_WHAT IS BEING ASKED_
Your answer should be a single number: the count of lines in the material below that hold "JSON".

_DATA RECORDS_
** begin **

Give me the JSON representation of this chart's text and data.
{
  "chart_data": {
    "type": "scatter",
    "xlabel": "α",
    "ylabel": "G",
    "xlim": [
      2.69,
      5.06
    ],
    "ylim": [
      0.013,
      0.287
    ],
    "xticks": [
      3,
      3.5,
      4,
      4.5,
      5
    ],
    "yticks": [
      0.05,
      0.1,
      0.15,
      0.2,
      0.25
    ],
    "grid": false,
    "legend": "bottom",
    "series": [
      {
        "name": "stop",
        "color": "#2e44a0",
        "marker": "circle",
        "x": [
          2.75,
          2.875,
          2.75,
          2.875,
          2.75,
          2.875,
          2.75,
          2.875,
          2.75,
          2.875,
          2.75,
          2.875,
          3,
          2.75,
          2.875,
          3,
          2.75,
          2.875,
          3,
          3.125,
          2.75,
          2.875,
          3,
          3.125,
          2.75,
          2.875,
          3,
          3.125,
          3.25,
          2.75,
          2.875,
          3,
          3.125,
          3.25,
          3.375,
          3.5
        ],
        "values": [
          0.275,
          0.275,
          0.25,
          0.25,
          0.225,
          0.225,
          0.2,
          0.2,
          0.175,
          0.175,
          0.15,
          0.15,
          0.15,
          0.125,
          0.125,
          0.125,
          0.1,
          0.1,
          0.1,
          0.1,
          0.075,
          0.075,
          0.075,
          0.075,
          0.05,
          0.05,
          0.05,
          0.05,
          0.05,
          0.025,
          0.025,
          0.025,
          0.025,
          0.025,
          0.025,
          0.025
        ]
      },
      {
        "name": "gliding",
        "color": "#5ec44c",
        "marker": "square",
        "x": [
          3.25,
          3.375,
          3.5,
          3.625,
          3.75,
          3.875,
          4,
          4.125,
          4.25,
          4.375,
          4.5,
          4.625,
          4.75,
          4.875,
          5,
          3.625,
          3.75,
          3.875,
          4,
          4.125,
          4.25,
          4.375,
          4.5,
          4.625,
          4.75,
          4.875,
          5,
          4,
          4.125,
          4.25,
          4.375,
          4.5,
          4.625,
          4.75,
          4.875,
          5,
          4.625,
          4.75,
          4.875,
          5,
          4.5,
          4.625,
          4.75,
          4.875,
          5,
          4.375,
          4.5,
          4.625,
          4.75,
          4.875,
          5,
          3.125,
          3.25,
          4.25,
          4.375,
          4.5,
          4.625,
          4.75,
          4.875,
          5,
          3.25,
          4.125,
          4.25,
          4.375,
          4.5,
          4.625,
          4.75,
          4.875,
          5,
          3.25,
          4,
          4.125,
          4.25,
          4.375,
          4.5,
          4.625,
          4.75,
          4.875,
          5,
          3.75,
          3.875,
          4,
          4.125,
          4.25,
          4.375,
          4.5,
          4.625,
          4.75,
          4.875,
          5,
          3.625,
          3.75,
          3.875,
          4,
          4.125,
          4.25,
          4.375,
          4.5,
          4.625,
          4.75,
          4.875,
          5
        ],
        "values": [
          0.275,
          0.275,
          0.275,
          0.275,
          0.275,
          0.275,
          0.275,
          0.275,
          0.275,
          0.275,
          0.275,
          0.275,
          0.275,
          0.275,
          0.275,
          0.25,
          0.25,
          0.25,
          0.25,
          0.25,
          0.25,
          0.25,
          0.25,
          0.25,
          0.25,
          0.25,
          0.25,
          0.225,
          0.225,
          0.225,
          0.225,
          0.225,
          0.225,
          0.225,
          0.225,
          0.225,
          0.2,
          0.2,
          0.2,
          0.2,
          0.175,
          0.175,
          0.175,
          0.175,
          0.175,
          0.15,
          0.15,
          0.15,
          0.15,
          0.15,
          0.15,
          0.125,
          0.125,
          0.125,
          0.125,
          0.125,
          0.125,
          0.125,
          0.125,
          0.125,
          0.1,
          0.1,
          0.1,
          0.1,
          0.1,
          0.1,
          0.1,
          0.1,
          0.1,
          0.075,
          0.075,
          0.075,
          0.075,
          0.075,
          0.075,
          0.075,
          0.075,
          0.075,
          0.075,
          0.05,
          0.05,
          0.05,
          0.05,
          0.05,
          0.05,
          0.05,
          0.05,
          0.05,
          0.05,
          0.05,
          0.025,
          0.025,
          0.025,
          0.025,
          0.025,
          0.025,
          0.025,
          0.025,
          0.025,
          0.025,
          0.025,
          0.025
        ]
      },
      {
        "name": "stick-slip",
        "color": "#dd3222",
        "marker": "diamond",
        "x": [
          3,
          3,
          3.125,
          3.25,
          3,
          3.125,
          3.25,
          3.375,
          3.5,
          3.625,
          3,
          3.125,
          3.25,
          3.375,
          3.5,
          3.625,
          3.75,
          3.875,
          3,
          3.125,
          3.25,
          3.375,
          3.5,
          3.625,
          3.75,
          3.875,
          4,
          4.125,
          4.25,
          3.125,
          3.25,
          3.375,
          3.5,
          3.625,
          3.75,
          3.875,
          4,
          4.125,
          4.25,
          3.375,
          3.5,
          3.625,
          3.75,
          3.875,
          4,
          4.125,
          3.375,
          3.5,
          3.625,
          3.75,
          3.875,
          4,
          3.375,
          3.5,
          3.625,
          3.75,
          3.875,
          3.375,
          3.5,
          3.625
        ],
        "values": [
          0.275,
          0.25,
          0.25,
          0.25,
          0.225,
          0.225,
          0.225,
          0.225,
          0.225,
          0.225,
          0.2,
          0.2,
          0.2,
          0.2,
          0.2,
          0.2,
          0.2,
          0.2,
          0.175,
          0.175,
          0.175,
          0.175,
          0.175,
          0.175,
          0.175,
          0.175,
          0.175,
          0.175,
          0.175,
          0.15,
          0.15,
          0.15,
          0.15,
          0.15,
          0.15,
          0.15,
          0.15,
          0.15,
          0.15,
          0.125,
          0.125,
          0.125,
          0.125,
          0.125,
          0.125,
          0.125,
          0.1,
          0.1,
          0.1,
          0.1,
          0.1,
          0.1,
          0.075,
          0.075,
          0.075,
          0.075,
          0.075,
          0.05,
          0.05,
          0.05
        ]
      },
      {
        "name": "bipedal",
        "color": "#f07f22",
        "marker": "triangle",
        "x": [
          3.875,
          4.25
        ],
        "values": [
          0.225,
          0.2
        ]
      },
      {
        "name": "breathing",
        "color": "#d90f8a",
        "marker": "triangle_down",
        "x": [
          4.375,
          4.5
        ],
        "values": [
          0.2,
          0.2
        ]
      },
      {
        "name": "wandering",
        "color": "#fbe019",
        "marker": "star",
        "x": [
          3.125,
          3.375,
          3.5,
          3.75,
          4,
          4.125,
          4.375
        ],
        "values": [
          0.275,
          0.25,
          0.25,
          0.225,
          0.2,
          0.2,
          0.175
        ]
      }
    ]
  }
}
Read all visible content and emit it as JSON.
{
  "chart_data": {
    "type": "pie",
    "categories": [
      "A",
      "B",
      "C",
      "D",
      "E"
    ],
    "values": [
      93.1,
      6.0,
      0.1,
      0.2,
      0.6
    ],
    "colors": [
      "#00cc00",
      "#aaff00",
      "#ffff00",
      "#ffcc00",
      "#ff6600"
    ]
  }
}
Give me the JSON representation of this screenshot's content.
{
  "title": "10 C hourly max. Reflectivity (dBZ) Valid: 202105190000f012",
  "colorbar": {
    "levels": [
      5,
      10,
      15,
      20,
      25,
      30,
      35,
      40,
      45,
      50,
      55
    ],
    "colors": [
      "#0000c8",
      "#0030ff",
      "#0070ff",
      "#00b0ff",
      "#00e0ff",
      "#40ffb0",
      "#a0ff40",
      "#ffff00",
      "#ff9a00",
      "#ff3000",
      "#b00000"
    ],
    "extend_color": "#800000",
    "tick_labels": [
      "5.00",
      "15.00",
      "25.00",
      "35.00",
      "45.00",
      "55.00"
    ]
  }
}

** end **

_EXERCISE RESPONSE_
3